## PROVIDED MATERIAL
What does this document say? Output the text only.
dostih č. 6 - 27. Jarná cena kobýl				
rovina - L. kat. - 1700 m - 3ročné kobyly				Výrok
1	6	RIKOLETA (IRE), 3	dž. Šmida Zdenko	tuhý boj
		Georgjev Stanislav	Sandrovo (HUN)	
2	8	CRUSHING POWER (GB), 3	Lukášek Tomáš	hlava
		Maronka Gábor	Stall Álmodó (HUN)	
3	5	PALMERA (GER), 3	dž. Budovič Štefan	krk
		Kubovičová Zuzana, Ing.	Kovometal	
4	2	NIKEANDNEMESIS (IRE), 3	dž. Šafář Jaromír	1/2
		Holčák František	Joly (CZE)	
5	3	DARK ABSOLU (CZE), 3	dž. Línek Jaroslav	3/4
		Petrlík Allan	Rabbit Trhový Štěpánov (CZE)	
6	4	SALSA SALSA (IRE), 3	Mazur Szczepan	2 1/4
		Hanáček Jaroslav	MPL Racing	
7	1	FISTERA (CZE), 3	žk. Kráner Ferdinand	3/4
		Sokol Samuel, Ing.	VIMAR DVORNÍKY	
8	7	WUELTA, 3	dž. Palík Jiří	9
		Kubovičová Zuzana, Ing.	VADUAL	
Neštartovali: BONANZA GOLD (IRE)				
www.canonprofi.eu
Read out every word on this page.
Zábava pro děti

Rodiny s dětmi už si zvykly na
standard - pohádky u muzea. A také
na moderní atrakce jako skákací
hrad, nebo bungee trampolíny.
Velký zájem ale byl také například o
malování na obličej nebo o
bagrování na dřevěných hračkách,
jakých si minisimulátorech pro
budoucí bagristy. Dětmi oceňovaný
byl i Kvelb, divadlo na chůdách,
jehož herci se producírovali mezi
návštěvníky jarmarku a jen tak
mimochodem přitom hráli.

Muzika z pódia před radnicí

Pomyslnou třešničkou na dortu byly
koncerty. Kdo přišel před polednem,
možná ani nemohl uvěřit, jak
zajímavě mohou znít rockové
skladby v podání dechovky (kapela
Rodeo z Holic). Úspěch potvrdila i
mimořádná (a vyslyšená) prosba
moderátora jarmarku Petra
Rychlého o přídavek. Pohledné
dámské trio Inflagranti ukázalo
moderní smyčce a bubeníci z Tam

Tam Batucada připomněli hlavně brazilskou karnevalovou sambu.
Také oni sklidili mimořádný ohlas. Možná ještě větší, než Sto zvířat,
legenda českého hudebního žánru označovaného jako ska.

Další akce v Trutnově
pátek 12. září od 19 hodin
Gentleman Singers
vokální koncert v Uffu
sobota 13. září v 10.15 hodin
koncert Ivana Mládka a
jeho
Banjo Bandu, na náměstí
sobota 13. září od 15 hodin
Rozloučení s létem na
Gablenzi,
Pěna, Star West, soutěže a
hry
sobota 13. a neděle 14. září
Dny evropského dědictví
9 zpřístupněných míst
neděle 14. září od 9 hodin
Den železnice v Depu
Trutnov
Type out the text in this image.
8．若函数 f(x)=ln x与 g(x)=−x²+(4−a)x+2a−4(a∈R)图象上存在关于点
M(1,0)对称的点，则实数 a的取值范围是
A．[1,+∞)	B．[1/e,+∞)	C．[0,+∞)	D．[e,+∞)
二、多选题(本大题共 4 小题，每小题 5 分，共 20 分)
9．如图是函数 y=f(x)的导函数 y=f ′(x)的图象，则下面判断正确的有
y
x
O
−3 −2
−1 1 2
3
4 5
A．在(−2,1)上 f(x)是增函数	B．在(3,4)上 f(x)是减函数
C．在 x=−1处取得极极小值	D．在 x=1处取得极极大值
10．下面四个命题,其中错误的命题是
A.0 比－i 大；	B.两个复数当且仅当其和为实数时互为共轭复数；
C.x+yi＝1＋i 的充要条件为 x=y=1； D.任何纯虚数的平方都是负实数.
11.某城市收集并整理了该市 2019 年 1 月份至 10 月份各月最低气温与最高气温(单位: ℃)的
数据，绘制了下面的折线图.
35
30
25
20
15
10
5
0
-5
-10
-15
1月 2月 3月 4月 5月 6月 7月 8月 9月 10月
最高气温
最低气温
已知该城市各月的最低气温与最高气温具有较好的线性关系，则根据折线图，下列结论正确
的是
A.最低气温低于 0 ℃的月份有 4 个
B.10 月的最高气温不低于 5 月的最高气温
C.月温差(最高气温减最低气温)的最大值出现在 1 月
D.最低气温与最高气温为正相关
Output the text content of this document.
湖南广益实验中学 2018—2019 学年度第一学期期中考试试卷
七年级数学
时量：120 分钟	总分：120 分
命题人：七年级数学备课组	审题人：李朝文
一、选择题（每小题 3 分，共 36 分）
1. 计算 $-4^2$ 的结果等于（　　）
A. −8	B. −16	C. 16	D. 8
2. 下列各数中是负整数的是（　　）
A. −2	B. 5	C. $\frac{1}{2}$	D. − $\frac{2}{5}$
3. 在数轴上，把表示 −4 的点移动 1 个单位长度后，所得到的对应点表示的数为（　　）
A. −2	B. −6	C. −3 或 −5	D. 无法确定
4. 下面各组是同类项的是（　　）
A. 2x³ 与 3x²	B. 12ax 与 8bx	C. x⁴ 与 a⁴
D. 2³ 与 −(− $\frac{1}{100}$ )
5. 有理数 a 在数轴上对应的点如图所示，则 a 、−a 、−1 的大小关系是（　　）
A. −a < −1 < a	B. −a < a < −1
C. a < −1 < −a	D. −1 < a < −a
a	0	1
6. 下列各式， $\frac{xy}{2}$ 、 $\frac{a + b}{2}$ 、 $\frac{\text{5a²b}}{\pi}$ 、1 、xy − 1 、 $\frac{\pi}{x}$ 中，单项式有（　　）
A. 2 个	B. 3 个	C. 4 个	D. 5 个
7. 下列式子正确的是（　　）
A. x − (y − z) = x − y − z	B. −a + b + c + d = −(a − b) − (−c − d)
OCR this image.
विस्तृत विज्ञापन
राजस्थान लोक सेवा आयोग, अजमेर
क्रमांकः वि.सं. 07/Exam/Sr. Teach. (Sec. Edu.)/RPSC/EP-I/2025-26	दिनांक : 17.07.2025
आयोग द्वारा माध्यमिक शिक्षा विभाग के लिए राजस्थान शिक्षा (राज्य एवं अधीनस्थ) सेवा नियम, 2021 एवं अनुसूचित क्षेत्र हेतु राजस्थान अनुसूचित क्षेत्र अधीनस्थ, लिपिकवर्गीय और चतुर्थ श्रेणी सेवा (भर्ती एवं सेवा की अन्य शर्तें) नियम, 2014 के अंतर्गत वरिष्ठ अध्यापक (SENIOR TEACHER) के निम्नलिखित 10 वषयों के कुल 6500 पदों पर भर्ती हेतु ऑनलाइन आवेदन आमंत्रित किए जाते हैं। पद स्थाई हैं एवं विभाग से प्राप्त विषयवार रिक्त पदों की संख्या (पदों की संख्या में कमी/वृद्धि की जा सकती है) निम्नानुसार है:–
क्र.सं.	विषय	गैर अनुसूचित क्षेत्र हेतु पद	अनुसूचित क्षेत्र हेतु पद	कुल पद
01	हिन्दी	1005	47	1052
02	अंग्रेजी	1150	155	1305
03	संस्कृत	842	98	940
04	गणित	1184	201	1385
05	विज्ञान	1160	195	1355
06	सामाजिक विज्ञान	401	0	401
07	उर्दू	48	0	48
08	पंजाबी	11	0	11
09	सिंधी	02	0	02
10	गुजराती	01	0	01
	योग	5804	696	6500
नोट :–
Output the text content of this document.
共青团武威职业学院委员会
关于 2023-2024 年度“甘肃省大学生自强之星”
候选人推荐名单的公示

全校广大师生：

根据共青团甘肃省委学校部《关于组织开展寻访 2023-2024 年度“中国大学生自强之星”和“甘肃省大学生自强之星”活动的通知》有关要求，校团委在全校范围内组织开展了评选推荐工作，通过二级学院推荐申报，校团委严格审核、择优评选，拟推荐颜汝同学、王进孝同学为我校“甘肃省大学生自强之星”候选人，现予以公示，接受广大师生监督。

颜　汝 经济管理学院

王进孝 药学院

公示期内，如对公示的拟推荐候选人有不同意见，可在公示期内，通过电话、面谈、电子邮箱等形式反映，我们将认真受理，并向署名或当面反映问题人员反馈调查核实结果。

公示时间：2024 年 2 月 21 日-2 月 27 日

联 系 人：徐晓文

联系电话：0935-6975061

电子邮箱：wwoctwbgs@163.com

## DESCRIPTION OF THE TASK
Search the entries for the word "甘肃省大学生自强之星", then gather every line that has it.

## TASK OUTPUT
关于 2023-2024 年度“甘肃省大学生自强之星”
根据共青团甘肃省委学校部《关于组织开展寻访 2023-2024 年度“中国大学生自强之星”和“甘肃省大学生自强之星”活动的通知》有关要求，校团委在全校范围内组织开展了评选推荐工作，通过二级学院推荐申报，校团委严格审核、择优评选，拟推荐颜汝同学、王进孝同学为我校“甘肃省大学生自强之星”候选人，现予以公示，接受广大师生监督。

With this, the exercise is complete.